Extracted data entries
————
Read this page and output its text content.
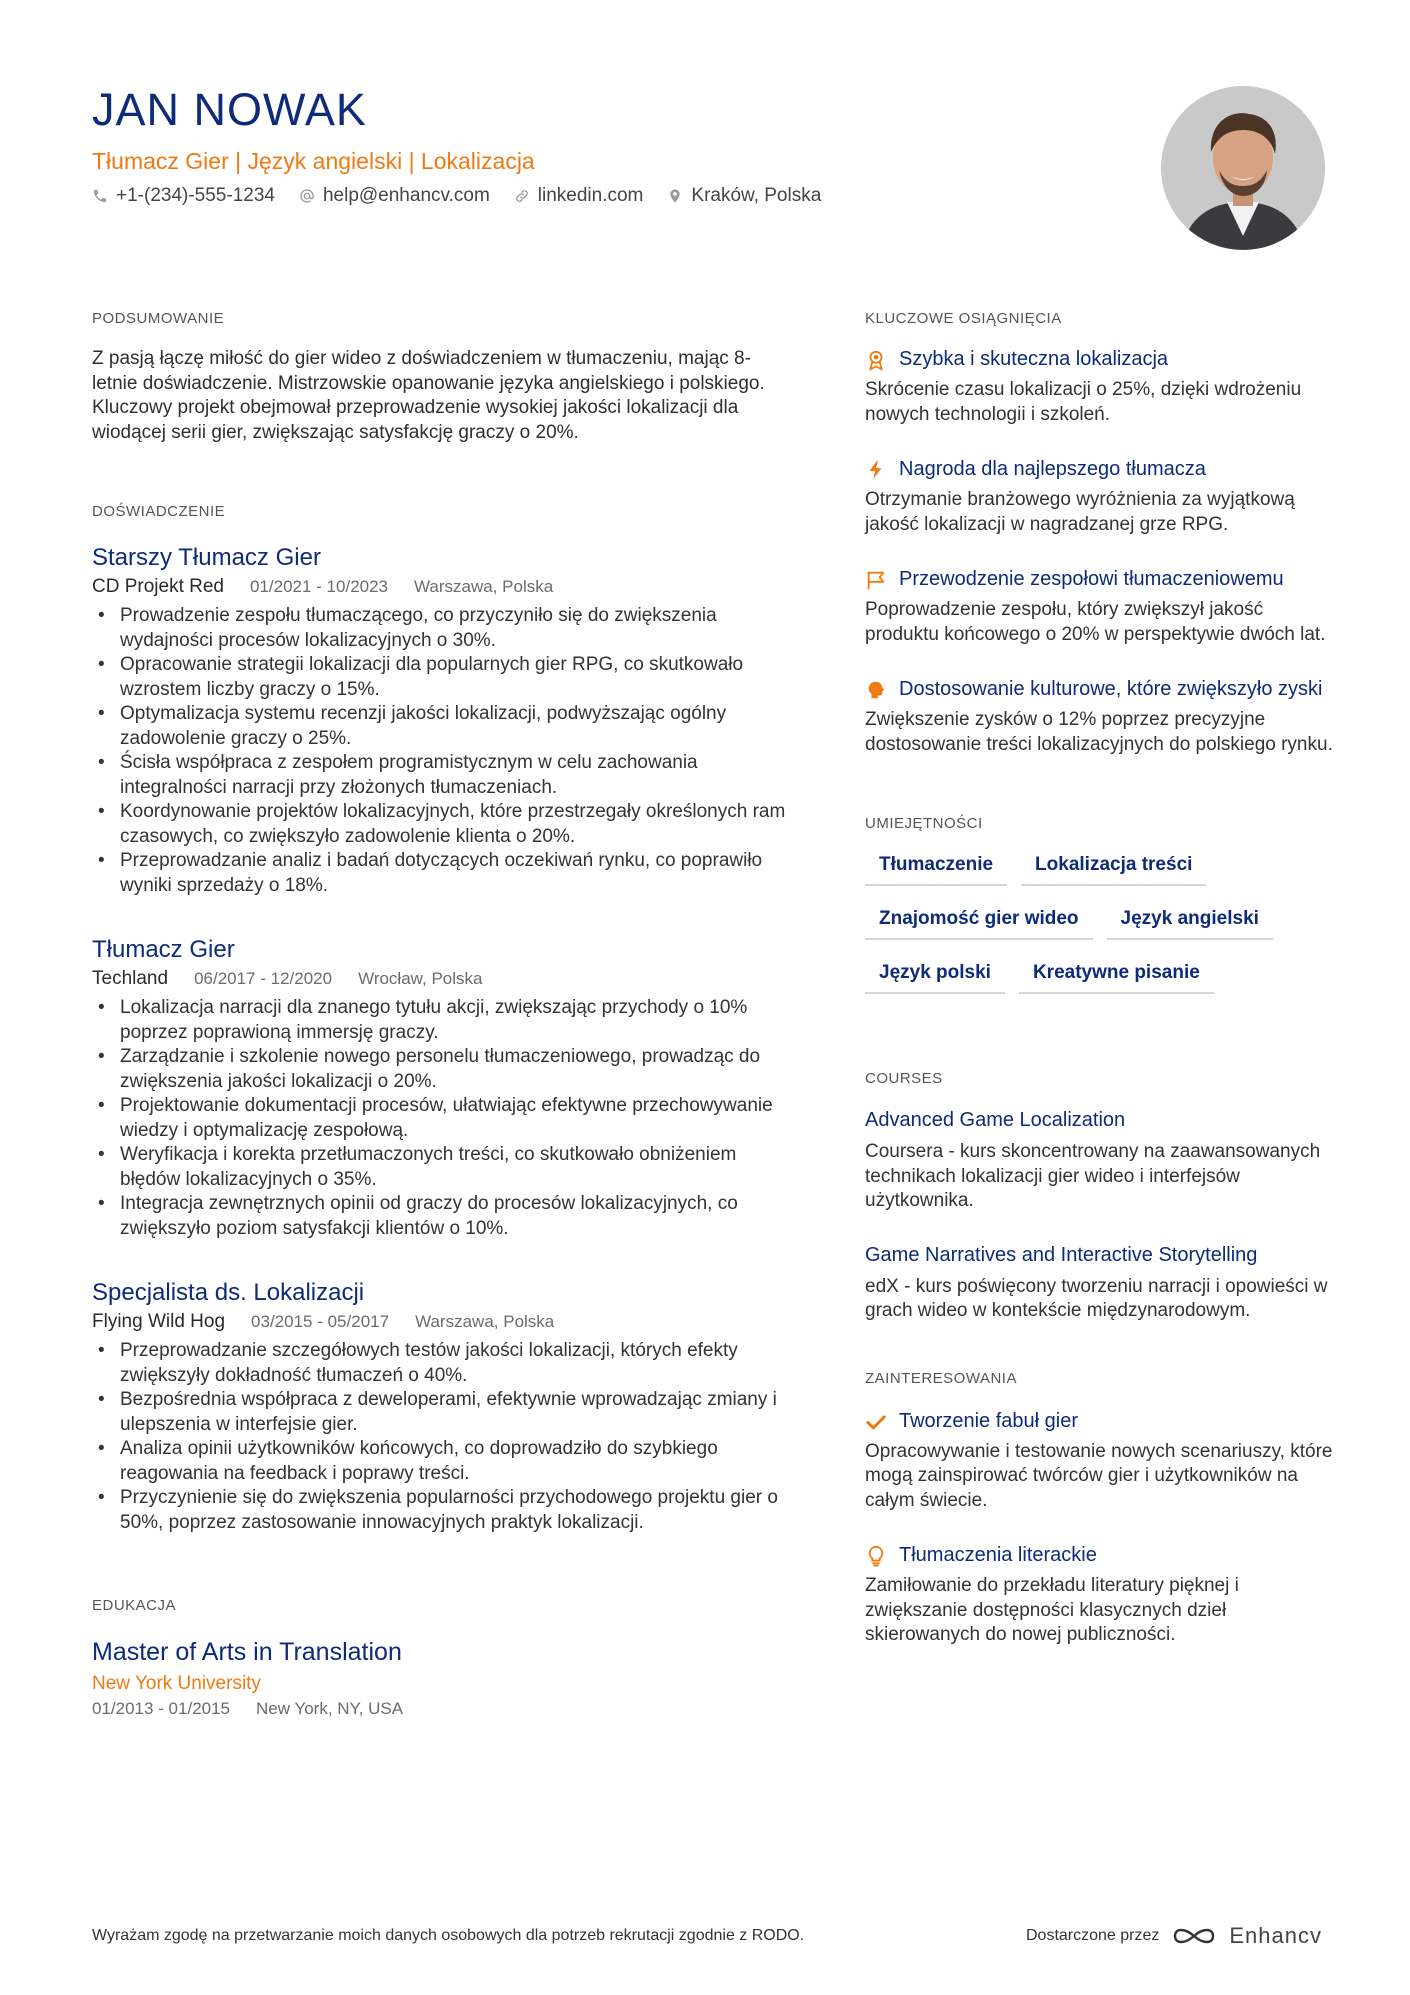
JAN NOWAK
Tłumacz Gier | Język angielski | Lokalizacja
+1-(234)-555-1234	help@enhancv.com	linkedin.com	Kraków, Polska
PODSUMOWANIE

Z pasją łączę miłość do gier wideo z doświadczeniem w tłumaczeniu, mając 8-letnie doświadczenie. Mistrzowskie opanowanie języka angielskiego i polskiego. Kluczowy projekt obejmował przeprowadzenie wysokiej jakości lokalizacji dla wiodącej serii gier, zwiększając satysfakcję graczy o 20%.

DOŚWIADCZENIE
Starszy Tłumacz Gier
CD Projekt Red 01/2021 - 10/2023 Warszawa, Polska
• Prowadzenie zespołu tłumaczącego, co przyczyniło się do zwiększenia wydajności procesów lokalizacyjnych o 30%.
• Opracowanie strategii lokalizacji dla popularnych gier RPG, co skutkowało wzrostem liczby graczy o 15%.
• Optymalizacja systemu recenzji jakości lokalizacji, podwyższając ogólny zadowolenie graczy o 25%.
• Ścisła współpraca z zespołem programistycznym w celu zachowania integralności narracji przy złożonych tłumaczeniach.
• Koordynowanie projektów lokalizacyjnych, które przestrzegały określonych ram czasowych, co zwiększyło zadowolenie klienta o 20%.
• Przeprowadzanie analiz i badań dotyczących oczekiwań rynku, co poprawiło wyniki sprzedaży o 18%.
Tłumacz Gier
Techland 06/2017 - 12/2020 Wrocław, Polska
• Lokalizacja narracji dla znanego tytułu akcji, zwiększając przychody o 10% poprzez poprawioną immersję graczy.
• Zarządzanie i szkolenie nowego personelu tłumaczeniowego, prowadząc do zwiększenia jakości lokalizacji o 20%.
• Projektowanie dokumentacji procesów, ułatwiając efektywne przechowywanie wiedzy i optymalizację zespołową.
• Weryfikacja i korekta przetłumaczonych treści, co skutkowało obniżeniem błędów lokalizacyjnych o 35%.
• Integracja zewnętrznych opinii od graczy do procesów lokalizacyjnych, co zwiększyło poziom satysfakcji klientów o 10%.
Specjalista ds. Lokalizacji
Flying Wild Hog 03/2015 - 05/2017 Warszawa, Polska
• Przeprowadzanie szczegółowych testów jakości lokalizacji, których efekty zwiększyły dokładność tłumaczeń o 40%.
• Bezpośrednia współpraca z deweloperami, efektywnie wprowadzając zmiany i ulepszenia w interfejsie gier.
• Analiza opinii użytkowników końcowych, co doprowadziło do szybkiego reagowania na feedback i poprawy treści.
• Przyczynienie się do zwiększenia popularności przychodowego projektu gier o 50%, poprzez zastosowanie innowacyjnych praktyk lokalizacji.
EDUKACJA
Master of Arts in Translation
New York University
01/2013 - 01/2015 New York, NY, USA
KLUCZOWE OSIĄGNIĘCIA
Szybka i skuteczna lokalizacja
Skrócenie czasu lokalizacji o 25%, dzięki wdrożeniu nowych technologii i szkoleń.
Nagroda dla najlepszego tłumacza
Otrzymanie branżowego wyróżnienia za wyjątkową jakość lokalizacji w nagradzanej grze RPG.
Przewodzenie zespołowi tłumaczeniowemu
Poprowadzenie zespołu, który zwiększył jakość produktu końcowego o 20% w perspektywie dwóch lat.
Dostosowanie kulturowe, które zwiększyło zyski
Zwiększenie zysków o 12% poprzez precyzyjne dostosowanie treści lokalizacyjnych do polskiego rynku.
UMIEJĘTNOŚCI
Tłumaczenie	Lokalizacja treści
Znajomość gier wideo	Język angielski
Język polski	Kreatywne pisanie
COURSES
Advanced Game Localization
Coursera - kurs skoncentrowany na zaawansowanych technikach lokalizacji gier wideo i interfejsów użytkownika.
Game Narratives and Interactive Storytelling
edX - kurs poświęcony tworzeniu narracji i opowieści w grach wideo w kontekście międzynarodowym.
ZAINTERESOWANIA
Tworzenie fabuł gier
Opracowywanie i testowanie nowych scenariuszy, które mogą zainspirować twórców gier i użytkowników na całym świecie.
Tłumaczenia literackie
Zamiłowanie do przekładu literatury pięknej i zwiększanie dostępności klasycznych dzieł skierowanych do nowej publiczności.
Wyrażam zgodę na przetwarzanie moich danych osobowych dla potrzeb rekrutacji zgodnie z RODO.	Dostarczone przez	Enhancv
————
▶ [WHAT YOU NEED TO DO]
Note every line above where the string "zwiększyło" shows up, and copy those lines.

▶ [REPLY TO THE TASK]
• Koordynowanie projektów lokalizacyjnych, które przestrzegały określonych ram czasowych, co zwiększyło zadowolenie klienta o 20%.
• Integracja zewnętrznych opinii od graczy do procesów lokalizacyjnych, co zwiększyło poziom satysfakcji klientów o 10%.
Dostosowanie kulturowe, które zwiększyło zyski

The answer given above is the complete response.